**Task to complete:**
Extract and list every line that contains the word "this".

**Dataset:**
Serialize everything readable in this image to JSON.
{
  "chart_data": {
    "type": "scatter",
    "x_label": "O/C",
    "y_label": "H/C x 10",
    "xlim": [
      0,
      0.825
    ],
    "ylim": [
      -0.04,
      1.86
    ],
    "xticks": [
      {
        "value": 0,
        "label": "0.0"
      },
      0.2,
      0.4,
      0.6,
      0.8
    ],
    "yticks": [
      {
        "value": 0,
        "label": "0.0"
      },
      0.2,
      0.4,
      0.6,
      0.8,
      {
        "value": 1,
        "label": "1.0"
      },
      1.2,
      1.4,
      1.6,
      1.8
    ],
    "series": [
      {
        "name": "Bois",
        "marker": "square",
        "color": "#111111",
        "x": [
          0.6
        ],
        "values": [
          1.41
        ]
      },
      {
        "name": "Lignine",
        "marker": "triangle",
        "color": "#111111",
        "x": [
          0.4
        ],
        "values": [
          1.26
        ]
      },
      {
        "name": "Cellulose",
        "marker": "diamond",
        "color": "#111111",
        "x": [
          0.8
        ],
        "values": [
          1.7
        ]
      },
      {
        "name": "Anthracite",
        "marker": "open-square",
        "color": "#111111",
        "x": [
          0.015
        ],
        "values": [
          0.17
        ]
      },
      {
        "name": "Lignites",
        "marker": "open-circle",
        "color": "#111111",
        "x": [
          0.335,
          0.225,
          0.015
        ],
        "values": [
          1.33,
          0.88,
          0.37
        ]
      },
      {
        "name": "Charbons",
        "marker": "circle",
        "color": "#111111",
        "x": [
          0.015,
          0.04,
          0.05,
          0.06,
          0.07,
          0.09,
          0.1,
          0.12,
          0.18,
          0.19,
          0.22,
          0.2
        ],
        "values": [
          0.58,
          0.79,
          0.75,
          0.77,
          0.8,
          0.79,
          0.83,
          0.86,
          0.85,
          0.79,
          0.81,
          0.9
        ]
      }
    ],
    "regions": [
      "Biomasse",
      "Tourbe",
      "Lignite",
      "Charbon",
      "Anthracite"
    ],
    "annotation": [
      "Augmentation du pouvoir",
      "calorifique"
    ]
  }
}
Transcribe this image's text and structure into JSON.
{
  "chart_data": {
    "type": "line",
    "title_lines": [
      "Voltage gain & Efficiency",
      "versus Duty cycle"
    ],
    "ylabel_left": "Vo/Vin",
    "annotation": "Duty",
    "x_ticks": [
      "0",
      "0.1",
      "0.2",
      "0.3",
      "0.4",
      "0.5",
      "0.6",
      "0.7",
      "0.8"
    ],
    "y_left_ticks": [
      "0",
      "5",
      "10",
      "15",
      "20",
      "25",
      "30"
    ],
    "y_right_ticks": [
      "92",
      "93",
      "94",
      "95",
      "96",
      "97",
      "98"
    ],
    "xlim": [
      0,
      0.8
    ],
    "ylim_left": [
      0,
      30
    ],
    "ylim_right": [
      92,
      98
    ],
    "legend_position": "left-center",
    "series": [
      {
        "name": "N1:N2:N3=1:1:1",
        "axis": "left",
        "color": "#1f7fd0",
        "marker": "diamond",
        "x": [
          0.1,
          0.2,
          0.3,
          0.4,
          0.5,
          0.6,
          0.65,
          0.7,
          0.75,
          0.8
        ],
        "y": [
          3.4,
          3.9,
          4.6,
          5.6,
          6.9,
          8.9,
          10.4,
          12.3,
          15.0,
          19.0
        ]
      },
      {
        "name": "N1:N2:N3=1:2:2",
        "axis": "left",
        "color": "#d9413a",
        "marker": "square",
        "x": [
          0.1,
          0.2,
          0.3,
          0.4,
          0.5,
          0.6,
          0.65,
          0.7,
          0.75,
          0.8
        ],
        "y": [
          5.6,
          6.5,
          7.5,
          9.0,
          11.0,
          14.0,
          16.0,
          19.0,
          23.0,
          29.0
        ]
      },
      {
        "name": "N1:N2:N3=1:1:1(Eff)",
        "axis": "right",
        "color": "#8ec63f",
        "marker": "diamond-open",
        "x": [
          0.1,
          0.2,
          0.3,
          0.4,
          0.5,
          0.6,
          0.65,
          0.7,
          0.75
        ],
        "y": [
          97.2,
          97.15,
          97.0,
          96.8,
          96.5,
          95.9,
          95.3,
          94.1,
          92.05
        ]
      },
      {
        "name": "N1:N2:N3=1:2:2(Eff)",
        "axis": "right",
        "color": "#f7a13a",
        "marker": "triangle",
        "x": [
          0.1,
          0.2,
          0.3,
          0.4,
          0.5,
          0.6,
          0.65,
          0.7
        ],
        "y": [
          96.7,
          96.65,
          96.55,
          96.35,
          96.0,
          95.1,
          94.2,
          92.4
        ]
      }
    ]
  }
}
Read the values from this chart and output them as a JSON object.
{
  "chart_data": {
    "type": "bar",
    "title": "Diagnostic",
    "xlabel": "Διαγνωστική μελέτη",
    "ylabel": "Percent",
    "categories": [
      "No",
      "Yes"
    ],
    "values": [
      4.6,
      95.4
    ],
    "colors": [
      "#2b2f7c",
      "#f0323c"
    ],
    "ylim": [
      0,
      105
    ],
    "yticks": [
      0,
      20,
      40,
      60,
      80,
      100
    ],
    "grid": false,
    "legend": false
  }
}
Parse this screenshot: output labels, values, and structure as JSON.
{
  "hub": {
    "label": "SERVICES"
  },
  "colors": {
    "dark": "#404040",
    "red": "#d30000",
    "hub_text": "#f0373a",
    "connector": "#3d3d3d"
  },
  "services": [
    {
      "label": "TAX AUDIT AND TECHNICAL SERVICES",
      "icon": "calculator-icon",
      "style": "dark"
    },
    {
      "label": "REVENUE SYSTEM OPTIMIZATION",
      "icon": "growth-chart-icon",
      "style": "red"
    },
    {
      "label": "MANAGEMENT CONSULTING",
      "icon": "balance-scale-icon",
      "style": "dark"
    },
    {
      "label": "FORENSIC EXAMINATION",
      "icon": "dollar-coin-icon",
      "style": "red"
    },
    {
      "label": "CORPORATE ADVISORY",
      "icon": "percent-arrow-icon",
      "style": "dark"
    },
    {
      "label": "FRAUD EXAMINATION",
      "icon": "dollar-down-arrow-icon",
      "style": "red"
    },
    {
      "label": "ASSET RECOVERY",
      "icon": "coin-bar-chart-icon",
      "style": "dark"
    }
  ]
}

**Correct response:**
Serialize everything readable in this image to JSON.
Transcribe this image's text and structure into JSON.
Read the values from this chart and output them as a JSON object.
Parse this screenshot: output labels, values, and structure as JSON.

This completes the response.